**EXERCISE TASK**
Return, character for character, the lines from the one bearing "Extract all readable text from this page." through the end of the material. Omit everything before that line.

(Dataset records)
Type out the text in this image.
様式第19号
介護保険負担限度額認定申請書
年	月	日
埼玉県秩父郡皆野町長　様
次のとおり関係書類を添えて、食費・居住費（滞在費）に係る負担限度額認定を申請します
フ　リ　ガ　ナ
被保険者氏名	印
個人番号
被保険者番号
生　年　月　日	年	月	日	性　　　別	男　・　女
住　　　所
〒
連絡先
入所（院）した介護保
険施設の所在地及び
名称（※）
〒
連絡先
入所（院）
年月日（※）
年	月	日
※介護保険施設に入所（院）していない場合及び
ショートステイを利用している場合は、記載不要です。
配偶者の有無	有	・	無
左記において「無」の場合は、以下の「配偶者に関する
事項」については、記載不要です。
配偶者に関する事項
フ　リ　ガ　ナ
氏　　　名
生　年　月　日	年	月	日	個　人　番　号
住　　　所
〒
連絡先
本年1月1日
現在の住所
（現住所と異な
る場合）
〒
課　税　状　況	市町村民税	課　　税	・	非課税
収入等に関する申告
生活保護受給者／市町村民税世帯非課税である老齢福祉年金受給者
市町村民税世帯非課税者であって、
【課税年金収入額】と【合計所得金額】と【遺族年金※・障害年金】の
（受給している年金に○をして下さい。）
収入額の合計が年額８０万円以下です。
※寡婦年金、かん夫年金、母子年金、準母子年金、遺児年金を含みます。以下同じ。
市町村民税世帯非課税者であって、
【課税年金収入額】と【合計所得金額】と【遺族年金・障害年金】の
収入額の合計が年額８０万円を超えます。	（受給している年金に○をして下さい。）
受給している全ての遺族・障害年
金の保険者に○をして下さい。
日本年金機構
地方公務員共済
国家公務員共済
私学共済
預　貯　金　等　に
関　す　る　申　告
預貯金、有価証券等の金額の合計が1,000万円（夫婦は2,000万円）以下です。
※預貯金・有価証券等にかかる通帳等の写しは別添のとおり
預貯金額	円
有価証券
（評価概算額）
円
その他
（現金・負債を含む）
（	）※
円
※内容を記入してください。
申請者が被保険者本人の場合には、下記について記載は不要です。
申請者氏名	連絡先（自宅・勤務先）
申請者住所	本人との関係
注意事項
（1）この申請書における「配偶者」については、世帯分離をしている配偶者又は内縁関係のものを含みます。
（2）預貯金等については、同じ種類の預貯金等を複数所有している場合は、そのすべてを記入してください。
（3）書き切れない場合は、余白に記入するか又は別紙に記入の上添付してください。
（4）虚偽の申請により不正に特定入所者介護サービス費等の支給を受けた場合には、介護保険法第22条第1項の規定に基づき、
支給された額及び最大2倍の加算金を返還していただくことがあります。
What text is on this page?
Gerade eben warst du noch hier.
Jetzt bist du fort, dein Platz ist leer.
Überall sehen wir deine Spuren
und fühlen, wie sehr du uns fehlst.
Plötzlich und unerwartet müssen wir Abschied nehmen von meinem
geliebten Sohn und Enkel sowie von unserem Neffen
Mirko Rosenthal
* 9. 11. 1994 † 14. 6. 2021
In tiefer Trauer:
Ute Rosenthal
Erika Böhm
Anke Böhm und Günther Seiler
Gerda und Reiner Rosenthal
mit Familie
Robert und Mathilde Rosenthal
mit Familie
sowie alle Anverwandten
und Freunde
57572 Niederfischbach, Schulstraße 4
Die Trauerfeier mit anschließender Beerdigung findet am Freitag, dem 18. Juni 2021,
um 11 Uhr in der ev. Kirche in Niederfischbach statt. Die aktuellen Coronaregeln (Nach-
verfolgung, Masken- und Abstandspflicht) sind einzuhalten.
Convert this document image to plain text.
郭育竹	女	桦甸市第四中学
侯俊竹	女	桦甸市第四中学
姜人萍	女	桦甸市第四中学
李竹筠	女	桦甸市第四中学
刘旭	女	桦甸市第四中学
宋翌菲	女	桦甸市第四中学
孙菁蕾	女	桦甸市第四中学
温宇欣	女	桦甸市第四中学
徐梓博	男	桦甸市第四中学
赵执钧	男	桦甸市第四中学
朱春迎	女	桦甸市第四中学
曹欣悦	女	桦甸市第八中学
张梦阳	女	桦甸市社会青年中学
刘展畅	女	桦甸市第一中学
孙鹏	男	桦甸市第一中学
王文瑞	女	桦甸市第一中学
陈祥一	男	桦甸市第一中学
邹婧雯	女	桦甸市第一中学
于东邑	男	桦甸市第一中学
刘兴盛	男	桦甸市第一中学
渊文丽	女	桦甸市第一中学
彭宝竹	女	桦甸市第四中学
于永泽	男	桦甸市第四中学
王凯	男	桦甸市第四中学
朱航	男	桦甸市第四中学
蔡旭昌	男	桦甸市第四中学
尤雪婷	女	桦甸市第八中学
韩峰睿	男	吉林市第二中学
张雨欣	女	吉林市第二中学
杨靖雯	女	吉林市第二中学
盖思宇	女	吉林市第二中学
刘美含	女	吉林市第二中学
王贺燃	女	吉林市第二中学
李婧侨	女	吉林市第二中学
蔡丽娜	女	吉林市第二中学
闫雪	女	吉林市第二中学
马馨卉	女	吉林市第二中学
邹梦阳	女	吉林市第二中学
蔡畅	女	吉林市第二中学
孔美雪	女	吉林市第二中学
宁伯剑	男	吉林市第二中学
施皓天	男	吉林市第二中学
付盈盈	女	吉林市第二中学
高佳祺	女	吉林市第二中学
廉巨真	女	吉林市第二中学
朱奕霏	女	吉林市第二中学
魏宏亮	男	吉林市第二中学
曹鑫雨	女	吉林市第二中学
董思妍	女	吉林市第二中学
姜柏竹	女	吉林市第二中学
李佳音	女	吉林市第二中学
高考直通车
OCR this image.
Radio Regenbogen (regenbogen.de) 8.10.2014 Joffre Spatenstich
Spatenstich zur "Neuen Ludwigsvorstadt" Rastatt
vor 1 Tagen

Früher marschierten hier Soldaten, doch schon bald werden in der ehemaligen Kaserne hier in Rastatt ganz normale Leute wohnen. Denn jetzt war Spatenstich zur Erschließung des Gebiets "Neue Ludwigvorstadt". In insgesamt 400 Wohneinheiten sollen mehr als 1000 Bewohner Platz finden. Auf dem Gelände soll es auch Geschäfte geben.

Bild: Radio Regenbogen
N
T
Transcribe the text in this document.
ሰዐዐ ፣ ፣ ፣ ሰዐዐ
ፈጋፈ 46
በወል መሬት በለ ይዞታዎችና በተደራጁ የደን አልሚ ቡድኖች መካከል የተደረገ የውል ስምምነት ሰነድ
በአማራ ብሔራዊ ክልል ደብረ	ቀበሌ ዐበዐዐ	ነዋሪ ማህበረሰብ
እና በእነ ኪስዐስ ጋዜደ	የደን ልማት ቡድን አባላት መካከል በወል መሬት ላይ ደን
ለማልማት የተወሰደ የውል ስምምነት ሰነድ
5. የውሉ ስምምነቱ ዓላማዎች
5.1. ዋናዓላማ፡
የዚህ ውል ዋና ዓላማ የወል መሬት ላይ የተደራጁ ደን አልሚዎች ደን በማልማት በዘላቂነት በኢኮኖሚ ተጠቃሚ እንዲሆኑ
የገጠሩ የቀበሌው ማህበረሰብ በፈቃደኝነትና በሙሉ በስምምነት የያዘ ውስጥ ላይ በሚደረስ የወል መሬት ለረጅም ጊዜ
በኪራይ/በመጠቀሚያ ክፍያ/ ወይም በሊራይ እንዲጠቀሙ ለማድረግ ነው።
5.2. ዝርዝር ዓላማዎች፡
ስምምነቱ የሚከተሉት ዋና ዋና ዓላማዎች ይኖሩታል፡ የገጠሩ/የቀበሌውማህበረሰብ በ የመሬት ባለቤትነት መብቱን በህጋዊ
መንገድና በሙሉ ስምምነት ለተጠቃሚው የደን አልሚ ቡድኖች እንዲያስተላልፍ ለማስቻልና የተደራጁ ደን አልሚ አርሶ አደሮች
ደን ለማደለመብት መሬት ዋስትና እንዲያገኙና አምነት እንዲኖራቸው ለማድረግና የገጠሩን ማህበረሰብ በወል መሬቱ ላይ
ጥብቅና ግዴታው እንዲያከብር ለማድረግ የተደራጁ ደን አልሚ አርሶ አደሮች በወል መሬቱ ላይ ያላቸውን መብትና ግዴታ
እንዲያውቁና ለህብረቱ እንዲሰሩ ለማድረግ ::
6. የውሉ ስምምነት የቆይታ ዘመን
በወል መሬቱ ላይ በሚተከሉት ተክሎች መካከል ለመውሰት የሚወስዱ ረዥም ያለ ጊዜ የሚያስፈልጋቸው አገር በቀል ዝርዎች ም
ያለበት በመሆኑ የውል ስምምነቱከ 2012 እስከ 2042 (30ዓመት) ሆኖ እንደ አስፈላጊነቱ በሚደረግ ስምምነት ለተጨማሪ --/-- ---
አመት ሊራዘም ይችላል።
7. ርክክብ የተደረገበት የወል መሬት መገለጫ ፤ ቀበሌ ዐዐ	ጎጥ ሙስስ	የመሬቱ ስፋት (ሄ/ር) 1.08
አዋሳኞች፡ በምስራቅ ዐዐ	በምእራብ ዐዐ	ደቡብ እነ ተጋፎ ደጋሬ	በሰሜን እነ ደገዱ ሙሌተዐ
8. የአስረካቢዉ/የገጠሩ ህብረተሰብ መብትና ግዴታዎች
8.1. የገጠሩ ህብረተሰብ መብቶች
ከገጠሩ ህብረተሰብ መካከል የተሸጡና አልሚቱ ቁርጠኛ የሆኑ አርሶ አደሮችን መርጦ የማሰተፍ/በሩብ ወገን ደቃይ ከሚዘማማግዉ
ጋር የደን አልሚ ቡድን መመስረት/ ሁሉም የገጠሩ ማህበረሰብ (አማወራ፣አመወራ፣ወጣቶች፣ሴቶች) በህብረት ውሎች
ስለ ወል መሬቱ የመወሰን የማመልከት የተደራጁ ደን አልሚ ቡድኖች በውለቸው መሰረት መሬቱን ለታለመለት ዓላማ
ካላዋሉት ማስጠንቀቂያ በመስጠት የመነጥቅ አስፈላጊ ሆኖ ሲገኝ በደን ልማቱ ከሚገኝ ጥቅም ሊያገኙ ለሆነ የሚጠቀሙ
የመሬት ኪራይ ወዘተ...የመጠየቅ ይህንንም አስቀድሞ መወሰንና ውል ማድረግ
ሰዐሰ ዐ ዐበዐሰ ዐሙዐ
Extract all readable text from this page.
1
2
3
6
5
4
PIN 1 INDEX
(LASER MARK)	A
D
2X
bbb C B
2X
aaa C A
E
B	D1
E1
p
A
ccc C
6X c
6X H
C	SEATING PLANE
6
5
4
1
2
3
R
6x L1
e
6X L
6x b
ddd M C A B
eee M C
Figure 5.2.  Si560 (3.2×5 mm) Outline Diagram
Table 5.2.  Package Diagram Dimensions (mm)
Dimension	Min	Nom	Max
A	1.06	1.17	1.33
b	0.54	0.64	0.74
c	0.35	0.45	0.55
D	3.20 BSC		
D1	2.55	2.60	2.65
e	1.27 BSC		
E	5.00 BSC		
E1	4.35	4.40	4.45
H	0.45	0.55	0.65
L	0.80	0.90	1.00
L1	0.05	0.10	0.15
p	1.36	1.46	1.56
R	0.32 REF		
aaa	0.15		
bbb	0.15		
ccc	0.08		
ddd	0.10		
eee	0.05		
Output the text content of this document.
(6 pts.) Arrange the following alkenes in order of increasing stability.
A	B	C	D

**RESPONSE**
Extract all readable text from this page.
1
2
3
6
5
4
PIN 1 INDEX
(LASER MARK)	A
D
2X
bbb C B
2X
aaa C A
E
B	D1
E1
p
A
ccc C
6X c
6X H
C	SEATING PLANE
6
5
4
1
2
3
R
6x L1
e
6X L
6x b
ddd M C A B
eee M C
Figure 5.2.  Si560 (3.2×5 mm) Outline Diagram
Table 5.2.  Package Diagram Dimensions (mm)
Dimension	Min	Nom	Max
A	1.06	1.17	1.33
b	0.54	0.64	0.74
c	0.35	0.45	0.55
D	3.20 BSC		
D1	2.55	2.60	2.65
e	1.27 BSC		
E	5.00 BSC		
E1	4.35	4.40	4.45
H	0.45	0.55	0.65
L	0.80	0.90	1.00
L1	0.05	0.10	0.15
p	1.36	1.46	1.56
R	0.32 REF		
aaa	0.15		
bbb	0.15		
ccc	0.08		
ddd	0.10		
eee	0.05		
Output the text content of this document.
(6 pts.) Arrange the following alkenes in order of increasing stability.
A	B	C	D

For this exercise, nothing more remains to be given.